### WHAT YOU NEED TO DO
So that the copy stays text only, transcribe the data below exactly and exclude the images.

### DATASET RECORDS

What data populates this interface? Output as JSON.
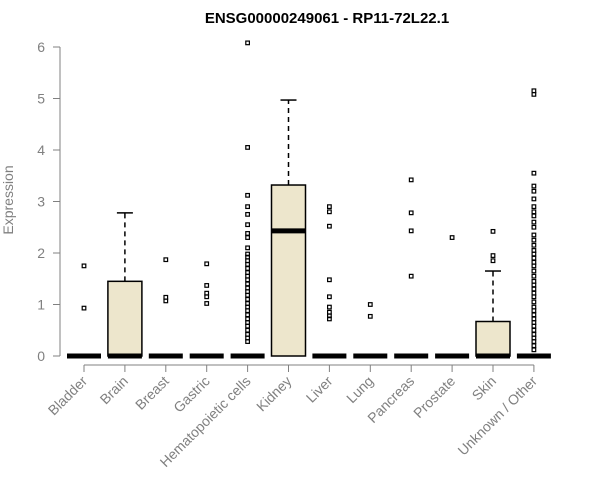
{
  "chart_data": {
    "type": "box",
    "title": "ENSG00000249061 - RP11-72L22.1",
    "ylabel": "Expression",
    "xlabel": "",
    "ylim": [
      0,
      6
    ],
    "yticks": [
      0,
      1,
      2,
      3,
      4,
      5,
      6
    ],
    "grid": false,
    "legend": "none",
    "colors": {
      "box_fill": "#ede6cc",
      "axis": "#808080",
      "line": "#000000"
    },
    "categories": [
      "Bladder",
      "Brain",
      "Breast",
      "Gastric",
      "Hematopoietic cells",
      "Kidney",
      "Liver",
      "Lung",
      "Pancreas",
      "Prostate",
      "Skin",
      "Unknown / Other"
    ],
    "boxes": [
      {
        "category": "Bladder",
        "q1": 0,
        "median": 0,
        "q3": 0,
        "whisker_low": 0,
        "whisker_high": 0,
        "outliers": [
          0.93,
          1.75
        ]
      },
      {
        "category": "Brain",
        "q1": 0,
        "median": 0,
        "q3": 1.45,
        "whisker_low": 0,
        "whisker_high": 2.78,
        "outliers": []
      },
      {
        "category": "Breast",
        "q1": 0,
        "median": 0,
        "q3": 0,
        "whisker_low": 0,
        "whisker_high": 0,
        "outliers": [
          1.07,
          1.14,
          1.87
        ]
      },
      {
        "category": "Gastric",
        "q1": 0,
        "median": 0,
        "q3": 0,
        "whisker_low": 0,
        "whisker_high": 0,
        "outliers": [
          1.02,
          1.15,
          1.22,
          1.37,
          1.79
        ]
      },
      {
        "category": "Hematopoietic cells",
        "q1": 0,
        "median": 0,
        "q3": 0,
        "whisker_low": 0,
        "whisker_high": 0,
        "outliers": [
          0.28,
          0.35,
          0.42,
          0.5,
          0.58,
          0.65,
          0.72,
          0.8,
          0.88,
          0.95,
          1.02,
          1.1,
          1.18,
          1.25,
          1.32,
          1.4,
          1.48,
          1.55,
          1.62,
          1.7,
          1.78,
          1.85,
          1.92,
          1.98,
          2.1,
          2.3,
          2.38,
          2.55,
          2.75,
          2.9,
          3.12,
          4.05,
          6.08
        ]
      },
      {
        "category": "Kidney",
        "q1": 0,
        "median": 2.43,
        "q3": 3.32,
        "whisker_low": 0,
        "whisker_high": 4.97,
        "outliers": []
      },
      {
        "category": "Liver",
        "q1": 0,
        "median": 0,
        "q3": 0,
        "whisker_low": 0,
        "whisker_high": 0,
        "outliers": [
          0.72,
          0.78,
          0.85,
          0.95,
          1.15,
          1.48,
          2.52,
          2.8,
          2.9
        ]
      },
      {
        "category": "Lung",
        "q1": 0,
        "median": 0,
        "q3": 0,
        "whisker_low": 0,
        "whisker_high": 0,
        "outliers": [
          0.77,
          1.0
        ]
      },
      {
        "category": "Pancreas",
        "q1": 0,
        "median": 0,
        "q3": 0,
        "whisker_low": 0,
        "whisker_high": 0,
        "outliers": [
          1.55,
          2.43,
          2.78,
          3.42
        ]
      },
      {
        "category": "Prostate",
        "q1": 0,
        "median": 0,
        "q3": 0,
        "whisker_low": 0,
        "whisker_high": 0,
        "outliers": [
          2.3
        ]
      },
      {
        "category": "Skin",
        "q1": 0,
        "median": 0,
        "q3": 0.67,
        "whisker_low": 0,
        "whisker_high": 1.65,
        "outliers": [
          1.85,
          1.95,
          2.42
        ]
      },
      {
        "category": "Unknown / Other",
        "q1": 0,
        "median": 0,
        "q3": 0,
        "whisker_low": 0,
        "whisker_high": 0,
        "outliers": [
          0.12,
          0.2,
          0.28,
          0.35,
          0.42,
          0.5,
          0.58,
          0.65,
          0.72,
          0.8,
          0.88,
          0.95,
          1.05,
          1.15,
          1.22,
          1.3,
          1.38,
          1.45,
          1.55,
          1.65,
          1.75,
          1.82,
          1.9,
          1.98,
          2.05,
          2.15,
          2.25,
          2.35,
          2.5,
          2.6,
          2.72,
          2.8,
          2.9,
          3.05,
          3.2,
          3.3,
          3.55,
          5.08,
          5.15
        ]
      }
    ]
  }
}
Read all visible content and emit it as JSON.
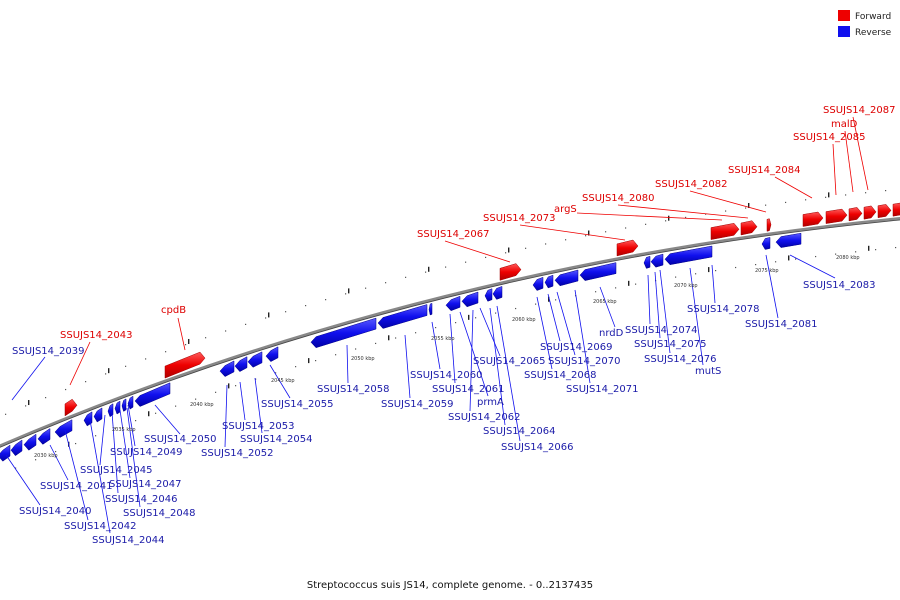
{
  "caption": "Streptococcus suis JS14, complete genome. - 0..2137435",
  "colors": {
    "forward": "#ee0000",
    "reverse": "#1010ee",
    "backbone": "#888888"
  },
  "legend": {
    "forward_label": "Forward",
    "reverse_label": "Reverse"
  },
  "scale_ticks": [
    "2030 kbp",
    "2035 kbp",
    "2040 kbp",
    "2045 kbp",
    "2050 kbp",
    "2055 kbp",
    "2060 kbp",
    "2065 kbp",
    "2070 kbp",
    "2075 kbp",
    "2080 kbp"
  ],
  "forward_genes": [
    "SSUJS14_2043",
    "cpdB",
    "SSUJS14_2067",
    "SSUJS14_2073",
    "argS",
    "SSUJS14_2080",
    "SSUJS14_2082",
    "SSUJS14_2084",
    "SSUJS14_2085",
    "malD",
    "SSUJS14_2087"
  ],
  "reverse_genes": [
    "SSUJS14_2039",
    "SSUJS14_2040",
    "SSUJS14_2041",
    "SSUJS14_2042",
    "SSUJS14_2044",
    "SSUJS14_2045",
    "SSUJS14_2046",
    "SSUJS14_2047",
    "SSUJS14_2048",
    "SSUJS14_2049",
    "SSUJS14_2050",
    "SSUJS14_2052",
    "SSUJS14_2053",
    "SSUJS14_2054",
    "SSUJS14_2055",
    "SSUJS14_2058",
    "SSUJS14_2059",
    "SSUJS14_2060",
    "SSUJS14_2061",
    "prmA",
    "SSUJS14_2062",
    "SSUJS14_2064",
    "SSUJS14_2065",
    "SSUJS14_2066",
    "SSUJS14_2068",
    "SSUJS14_2069",
    "SSUJS14_2070",
    "SSUJS14_2071",
    "nrdD",
    "SSUJS14_2074",
    "SSUJS14_2075",
    "SSUJS14_2076",
    "mutS",
    "SSUJS14_2078",
    "SSUJS14_2081",
    "SSUJS14_2083"
  ]
}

### ANSWER TO THIS TASK
What data populates this interface? Output as JSON.
{
  "chart_data": {
    "type": "box",
    "title": "ENSG00000249061 - RP11-72L22.1",
    "ylabel": "Expression",
    "xlabel": "",
    "ylim": [
      0,
      6
    ],
    "yticks": [
      0,
      1,
      2,
      3,
      4,
      5,
      6
    ],
    "grid": false,
    "legend": "none",
    "colors": {
      "box_fill": "#ede6cc",
      "axis": "#808080",
      "line": "#000000"
    },
    "categories": [
      "Bladder",
      "Brain",
      "Breast",
      "Gastric",
      "Hematopoietic cells",
      "Kidney",
      "Liver",
      "Lung",
      "Pancreas",
      "Prostate",
      "Skin",
      "Unknown / Other"
    ],
    "boxes": [
      {
        "category": "Bladder",
        "q1": 0,
        "median": 0,
        "q3": 0,
        "whisker_low": 0,
        "whisker_high": 0,
        "outliers": [
          0.93,
          1.75
        ]
      },
      {
        "category": "Brain",
        "q1": 0,
        "median": 0,
        "q3": 1.45,
        "whisker_low": 0,
        "whisker_high": 2.78,
        "outliers": []
      },
      {
        "category": "Breast",
        "q1": 0,
        "median": 0,
        "q3": 0,
        "whisker_low": 0,
        "whisker_high": 0,
        "outliers": [
          1.07,
          1.14,
          1.87
        ]
      },
      {
        "category": "Gastric",
        "q1": 0,
        "median": 0,
        "q3": 0,
        "whisker_low": 0,
        "whisker_high": 0,
        "outliers": [
          1.02,
          1.15,
          1.22,
          1.37,
          1.79
        ]
      },
      {
        "category": "Hematopoietic cells",
        "q1": 0,
        "median": 0,
        "q3": 0,
        "whisker_low": 0,
        "whisker_high": 0,
        "outliers": [
          0.28,
          0.35,
          0.42,
          0.5,
          0.58,
          0.65,
          0.72,
          0.8,
          0.88,
          0.95,
          1.02,
          1.1,
          1.18,
          1.25,
          1.32,
          1.4,
          1.48,
          1.55,
          1.62,
          1.7,
          1.78,
          1.85,
          1.92,
          1.98,
          2.1,
          2.3,
          2.38,
          2.55,
          2.75,
          2.9,
          3.12,
          4.05,
          6.08
        ]
      },
      {
        "category": "Kidney",
        "q1": 0,
        "median": 2.43,
        "q3": 3.32,
        "whisker_low": 0,
        "whisker_high": 4.97,
        "outliers": []
      },
      {
        "category": "Liver",
        "q1": 0,
        "median": 0,
        "q3": 0,
        "whisker_low": 0,
        "whisker_high": 0,
        "outliers": [
          0.72,
          0.78,
          0.85,
          0.95,
          1.15,
          1.48,
          2.52,
          2.8,
          2.9
        ]
      },
      {
        "category": "Lung",
        "q1": 0,
        "median": 0,
        "q3": 0,
        "whisker_low": 0,
        "whisker_high": 0,
        "outliers": [
          0.77,
          1.0
        ]
      },
      {
        "category": "Pancreas",
        "q1": 0,
        "median": 0,
        "q3": 0,
        "whisker_low": 0,
        "whisker_high": 0,
        "outliers": [
          1.55,
          2.43,
          2.78,
          3.42
        ]
      },
      {
        "category": "Prostate",
        "q1": 0,
        "median": 0,
        "q3": 0,
        "whisker_low": 0,
        "whisker_high": 0,
        "outliers": [
          2.3
        ]
      },
      {
        "category": "Skin",
        "q1": 0,
        "median": 0,
        "q3": 0.67,
        "whisker_low": 0,
        "whisker_high": 1.65,
        "outliers": [
          1.85,
          1.95,
          2.42
        ]
      },
      {
        "category": "Unknown / Other",
        "q1": 0,
        "median": 0,
        "q3": 0,
        "whisker_low": 0,
        "whisker_high": 0,
        "outliers": [
          0.12,
          0.2,
          0.28,
          0.35,
          0.42,
          0.5,
          0.58,
          0.65,
          0.72,
          0.8,
          0.88,
          0.95,
          1.05,
          1.15,
          1.22,
          1.3,
          1.38,
          1.45,
          1.55,
          1.65,
          1.75,
          1.82,
          1.9,
          1.98,
          2.05,
          2.15,
          2.25,
          2.35,
          2.5,
          2.6,
          2.72,
          2.8,
          2.9,
          3.05,
          3.2,
          3.3,
          3.55,
          5.08,
          5.15
        ]
      }
    ]
  }
}
Read all visible content and emit it as JSON.
{
  "caption": "Streptococcus suis JS14, complete genome. - 0..2137435",
  "colors": {
    "forward": "#ee0000",
    "reverse": "#1010ee",
    "backbone": "#888888"
  },
  "legend": {
    "forward_label": "Forward",
    "reverse_label": "Reverse"
  },
  "scale_ticks": [
    "2030 kbp",
    "2035 kbp",
    "2040 kbp",
    "2045 kbp",
    "2050 kbp",
    "2055 kbp",
    "2060 kbp",
    "2065 kbp",
    "2070 kbp",
    "2075 kbp",
    "2080 kbp"
  ],
  "forward_genes": [
    "SSUJS14_2043",
    "cpdB",
    "SSUJS14_2067",
    "SSUJS14_2073",
    "argS",
    "SSUJS14_2080",
    "SSUJS14_2082",
    "SSUJS14_2084",
    "SSUJS14_2085",
    "malD",
    "SSUJS14_2087"
  ],
  "reverse_genes": [
    "SSUJS14_2039",
    "SSUJS14_2040",
    "SSUJS14_2041",
    "SSUJS14_2042",
    "SSUJS14_2044",
    "SSUJS14_2045",
    "SSUJS14_2046",
    "SSUJS14_2047",
    "SSUJS14_2048",
    "SSUJS14_2049",
    "SSUJS14_2050",
    "SSUJS14_2052",
    "SSUJS14_2053",
    "SSUJS14_2054",
    "SSUJS14_2055",
    "SSUJS14_2058",
    "SSUJS14_2059",
    "SSUJS14_2060",
    "SSUJS14_2061",
    "prmA",
    "SSUJS14_2062",
    "SSUJS14_2064",
    "SSUJS14_2065",
    "SSUJS14_2066",
    "SSUJS14_2068",
    "SSUJS14_2069",
    "SSUJS14_2070",
    "SSUJS14_2071",
    "nrdD",
    "SSUJS14_2074",
    "SSUJS14_2075",
    "SSUJS14_2076",
    "mutS",
    "SSUJS14_2078",
    "SSUJS14_2081",
    "SSUJS14_2083"
  ]
}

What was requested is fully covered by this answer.